— START SUPPLIED INFORMATION —
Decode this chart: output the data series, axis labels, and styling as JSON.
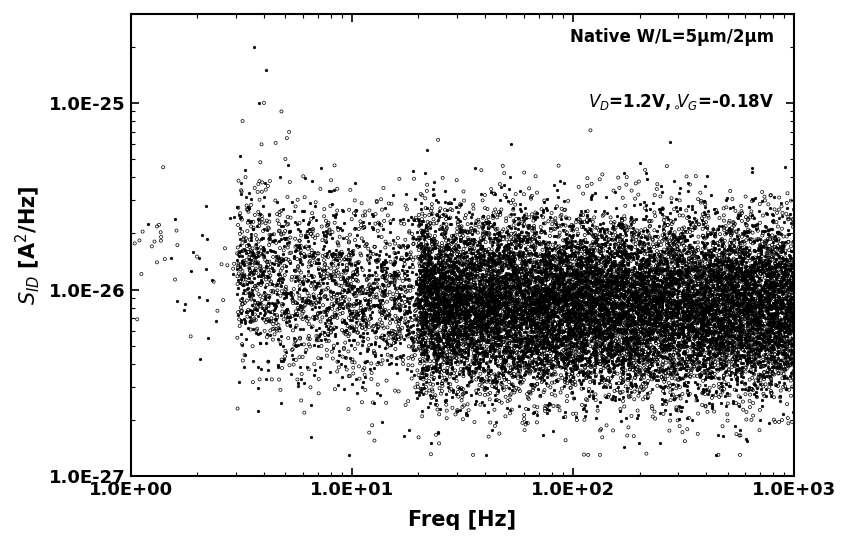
{
  "title_line1": "Native W/L=5μm/2μm",
  "title_line2": "$V_D$=1.2V, $V_G$=-0.18V",
  "xlabel": "Freq [Hz]",
  "ylabel": "$S_{ID}$ [A$^2$/Hz]",
  "xlim": [
    1.0,
    1000.0
  ],
  "ylim_low": 1e-27,
  "ylim_high": 3e-25,
  "background_color": "#ffffff",
  "seed": 42,
  "base_noise_level": 8e-27,
  "one_over_f_knee": 8.0,
  "scatter_sigma": 0.55,
  "n_main": 15000,
  "floor_value": 1.3e-27
}
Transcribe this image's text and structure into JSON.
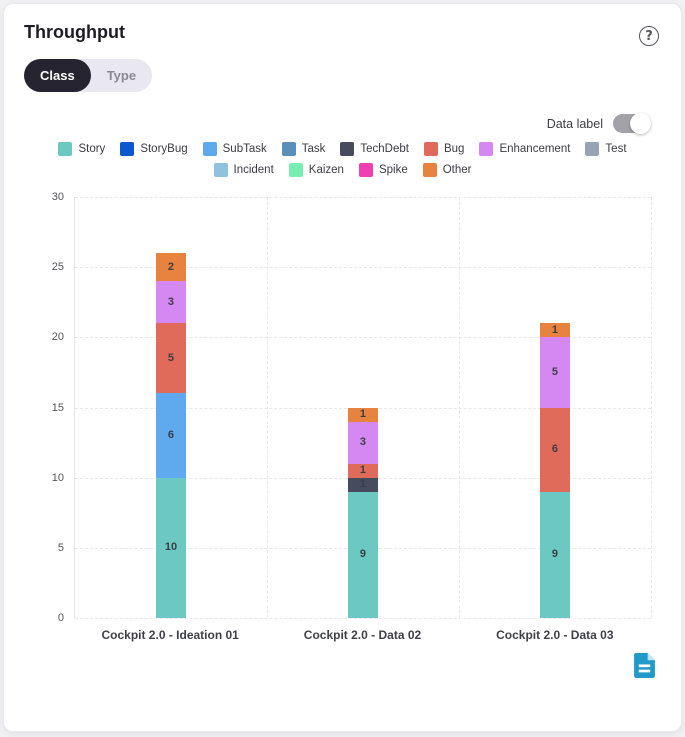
{
  "card": {
    "title": "Throughput"
  },
  "help_icon": {
    "glyph": "?"
  },
  "view_toggle": {
    "options": [
      "Class",
      "Type"
    ],
    "active": "Class"
  },
  "data_label_toggle": {
    "label": "Data label",
    "on": true
  },
  "chart_data": {
    "type": "bar",
    "stacked": true,
    "title": "Throughput",
    "categories": [
      "Cockpit 2.0 - Ideation 01",
      "Cockpit 2.0 - Data 02",
      "Cockpit 2.0 - Data 03"
    ],
    "series": [
      {
        "name": "Story",
        "color": "#6CC8C2",
        "values": [
          10,
          9,
          9
        ]
      },
      {
        "name": "StoryBug",
        "color": "#0B58D0",
        "values": [
          0,
          0,
          0
        ]
      },
      {
        "name": "SubTask",
        "color": "#5FAAEE",
        "values": [
          6,
          0,
          0
        ]
      },
      {
        "name": "Task",
        "color": "#5A8FBC",
        "values": [
          0,
          0,
          0
        ]
      },
      {
        "name": "TechDebt",
        "color": "#474B5E",
        "values": [
          0,
          1,
          0
        ]
      },
      {
        "name": "Bug",
        "color": "#E06B5B",
        "values": [
          5,
          1,
          6
        ]
      },
      {
        "name": "Enhancement",
        "color": "#D688F2",
        "values": [
          3,
          3,
          5
        ]
      },
      {
        "name": "Test",
        "color": "#97A3B6",
        "values": [
          0,
          0,
          0
        ]
      },
      {
        "name": "Incident",
        "color": "#90C2E0",
        "values": [
          0,
          0,
          0
        ]
      },
      {
        "name": "Kaizen",
        "color": "#78EDB2",
        "values": [
          0,
          0,
          0
        ]
      },
      {
        "name": "Spike",
        "color": "#F03EB5",
        "values": [
          0,
          0,
          0
        ]
      },
      {
        "name": "Other",
        "color": "#E8823F",
        "values": [
          2,
          1,
          1
        ]
      }
    ],
    "totals": [
      26,
      15,
      21
    ],
    "ylim": [
      0,
      30
    ],
    "yticks": [
      0,
      5,
      10,
      15,
      20,
      25,
      30
    ],
    "grid": true,
    "legend_position": "top",
    "legend_rows": [
      8,
      4
    ],
    "data_labels_visible": true
  },
  "export_icon": {
    "name": "document-icon",
    "color": "#2199C9"
  }
}
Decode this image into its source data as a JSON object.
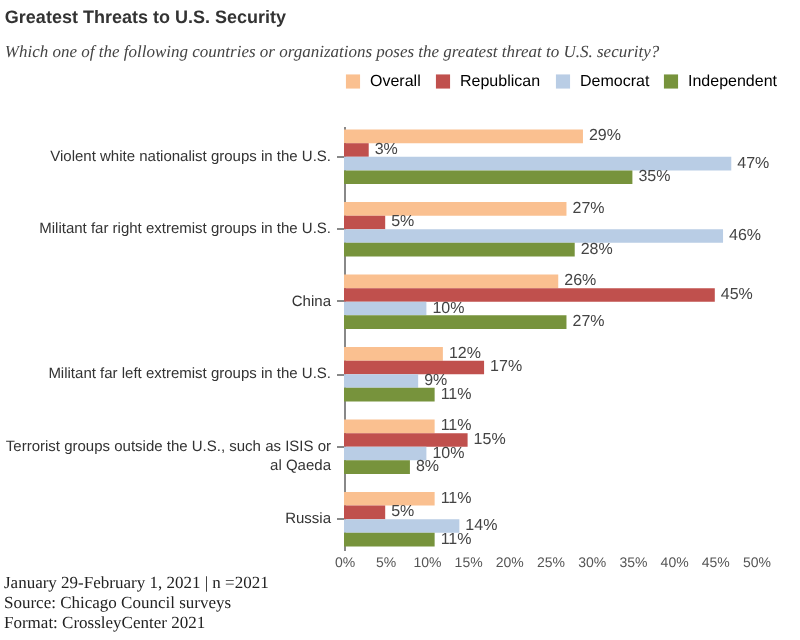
{
  "chart_data": {
    "type": "bar",
    "orientation": "horizontal",
    "title": "Greatest Threats to U.S. Security",
    "subtitle": "Which one of the following countries or organizations poses the greatest threat to U.S. security?",
    "categories": [
      "Violent white nationalist groups in the U.S.",
      "Militant far right extremist groups in the U.S.",
      "China",
      "Militant far left extremist groups in the U.S.",
      "Terrorist groups outside the U.S., such as ISIS or al Qaeda",
      "Russia"
    ],
    "series": [
      {
        "name": "Overall",
        "color": "#fac090",
        "values": [
          29,
          27,
          26,
          12,
          11,
          11
        ],
        "value_labels": [
          "29%",
          "27%",
          "26%",
          "12%",
          "11%",
          "11%"
        ]
      },
      {
        "name": "Republican",
        "color": "#c0504d",
        "values": [
          3,
          5,
          45,
          17,
          15,
          5
        ],
        "value_labels": [
          "3%",
          "5%",
          "45%",
          "17%",
          "15%",
          "5%"
        ]
      },
      {
        "name": "Democrat",
        "color": "#b9cde5",
        "values": [
          47,
          46,
          10,
          9,
          10,
          14
        ],
        "value_labels": [
          "47%",
          "46%",
          "10%",
          "9%",
          "10%",
          "14%"
        ]
      },
      {
        "name": "Independent",
        "color": "#77933c",
        "values": [
          35,
          28,
          27,
          11,
          8,
          11
        ],
        "value_labels": [
          "35%",
          "28%",
          "27%",
          "11%",
          "8%",
          "11%"
        ]
      }
    ],
    "xlim": [
      0,
      50
    ],
    "xticks": [
      {
        "value": 0,
        "label": "0%"
      },
      {
        "value": 5,
        "label": "5%"
      },
      {
        "value": 10,
        "label": "10%"
      },
      {
        "value": 15,
        "label": "15%"
      },
      {
        "value": 20,
        "label": "20%"
      },
      {
        "value": 25,
        "label": "25%"
      },
      {
        "value": 30,
        "label": "30%"
      },
      {
        "value": 35,
        "label": "35%"
      },
      {
        "value": 40,
        "label": "40%"
      },
      {
        "value": 45,
        "label": "45%"
      },
      {
        "value": 50,
        "label": "50%"
      }
    ],
    "grid": false,
    "legend": "top",
    "annotations": [
      "January 29-February 1, 2021 | n =2021",
      "Source: Chicago Council surveys",
      "Format: CrossleyCenter 2021"
    ]
  }
}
— END SUPPLIED INFORMATION —
__TASK DIRECTIONS__
Working from the material above, transcribe it exactly while omitting pictures.

__ANSWER FOR THIS EXERCISE__
Decode this chart: output the data series, axis labels, and styling as JSON.
{
  "title_line1": "Native W/L=5μm/2μm",
  "title_line2": "$V_D$=1.2V, $V_G$=-0.18V",
  "xlabel": "Freq [Hz]",
  "ylabel": "$S_{ID}$ [A$^2$/Hz]",
  "xlim": [
    1.0,
    1000.0
  ],
  "ylim_low": 1e-27,
  "ylim_high": 3e-25,
  "background_color": "#ffffff",
  "seed": 42,
  "base_noise_level": 8e-27,
  "one_over_f_knee": 8.0,
  "scatter_sigma": 0.55,
  "n_main": 15000,
  "floor_value": 1.3e-27
}
Transcribe this image's text and structure into JSON.
{
  "card": {
    "title": "Throughput"
  },
  "help_icon": {
    "glyph": "?"
  },
  "view_toggle": {
    "options": [
      "Class",
      "Type"
    ],
    "active": "Class"
  },
  "data_label_toggle": {
    "label": "Data label",
    "on": true
  },
  "chart_data": {
    "type": "bar",
    "stacked": true,
    "title": "Throughput",
    "categories": [
      "Cockpit 2.0 - Ideation 01",
      "Cockpit 2.0 - Data 02",
      "Cockpit 2.0 - Data 03"
    ],
    "series": [
      {
        "name": "Story",
        "color": "#6CC8C2",
        "values": [
          10,
          9,
          9
        ]
      },
      {
        "name": "StoryBug",
        "color": "#0B58D0",
        "values": [
          0,
          0,
          0
        ]
      },
      {
        "name": "SubTask",
        "color": "#5FAAEE",
        "values": [
          6,
          0,
          0
        ]
      },
      {
        "name": "Task",
        "color": "#5A8FBC",
        "values": [
          0,
          0,
          0
        ]
      },
      {
        "name": "TechDebt",
        "color": "#474B5E",
        "values": [
          0,
          1,
          0
        ]
      },
      {
        "name": "Bug",
        "color": "#E06B5B",
        "values": [
          5,
          1,
          6
        ]
      },
      {
        "name": "Enhancement",
        "color": "#D688F2",
        "values": [
          3,
          3,
          5
        ]
      },
      {
        "name": "Test",
        "color": "#97A3B6",
        "values": [
          0,
          0,
          0
        ]
      },
      {
        "name": "Incident",
        "color": "#90C2E0",
        "values": [
          0,
          0,
          0
        ]
      },
      {
        "name": "Kaizen",
        "color": "#78EDB2",
        "values": [
          0,
          0,
          0
        ]
      },
      {
        "name": "Spike",
        "color": "#F03EB5",
        "values": [
          0,
          0,
          0
        ]
      },
      {
        "name": "Other",
        "color": "#E8823F",
        "values": [
          2,
          1,
          1
        ]
      }
    ],
    "totals": [
      26,
      15,
      21
    ],
    "ylim": [
      0,
      30
    ],
    "yticks": [
      0,
      5,
      10,
      15,
      20,
      25,
      30
    ],
    "grid": true,
    "legend_position": "top",
    "legend_rows": [
      8,
      4
    ],
    "data_labels_visible": true
  },
  "export_icon": {
    "name": "document-icon",
    "color": "#2199C9"
  }
}
Decode this image into its source data as a JSON object.
{
  "chart_data": {
    "type": "bar",
    "orientation": "horizontal",
    "title": "Greatest Threats to U.S. Security",
    "subtitle": "Which one of the following countries or organizations poses the greatest threat to U.S. security?",
    "categories": [
      "Violent white nationalist groups in the U.S.",
      "Militant far right extremist groups in the U.S.",
      "China",
      "Militant far left extremist groups in the U.S.",
      "Terrorist groups outside the U.S., such as ISIS or al Qaeda",
      "Russia"
    ],
    "series": [
      {
        "name": "Overall",
        "color": "#fac090",
        "values": [
          29,
          27,
          26,
          12,
          11,
          11
        ],
        "value_labels": [
          "29%",
          "27%",
          "26%",
          "12%",
          "11%",
          "11%"
        ]
      },
      {
        "name": "Republican",
        "color": "#c0504d",
        "values": [
          3,
          5,
          45,
          17,
          15,
          5
        ],
        "value_labels": [
          "3%",
          "5%",
          "45%",
          "17%",
          "15%",
          "5%"
        ]
      },
      {
        "name": "Democrat",
        "color": "#b9cde5",
        "values": [
          47,
          46,
          10,
          9,
          10,
          14
        ],
        "value_labels": [
          "47%",
          "46%",
          "10%",
          "9%",
          "10%",
          "14%"
        ]
      },
      {
        "name": "Independent",
        "color": "#77933c",
        "values": [
          35,
          28,
          27,
          11,
          8,
          11
        ],
        "value_labels": [
          "35%",
          "28%",
          "27%",
          "11%",
          "8%",
          "11%"
        ]
      }
    ],
    "xlim": [
      0,
      50
    ],
    "xticks": [
      {
        "value": 0,
        "label": "0%"
      },
      {
        "value": 5,
        "label": "5%"
      },
      {
        "value": 10,
        "label": "10%"
      },
      {
        "value": 15,
        "label": "15%"
      },
      {
        "value": 20,
        "label": "20%"
      },
      {
        "value": 25,
        "label": "25%"
      },
      {
        "value": 30,
        "label": "30%"
      },
      {
        "value": 35,
        "label": "35%"
      },
      {
        "value": 40,
        "label": "40%"
      },
      {
        "value": 45,
        "label": "45%"
      },
      {
        "value": 50,
        "label": "50%"
      }
    ],
    "grid": false,
    "legend": "top",
    "annotations": [
      "January 29-February 1, 2021 | n =2021",
      "Source: Chicago Council surveys",
      "Format: CrossleyCenter 2021"
    ]
  }
}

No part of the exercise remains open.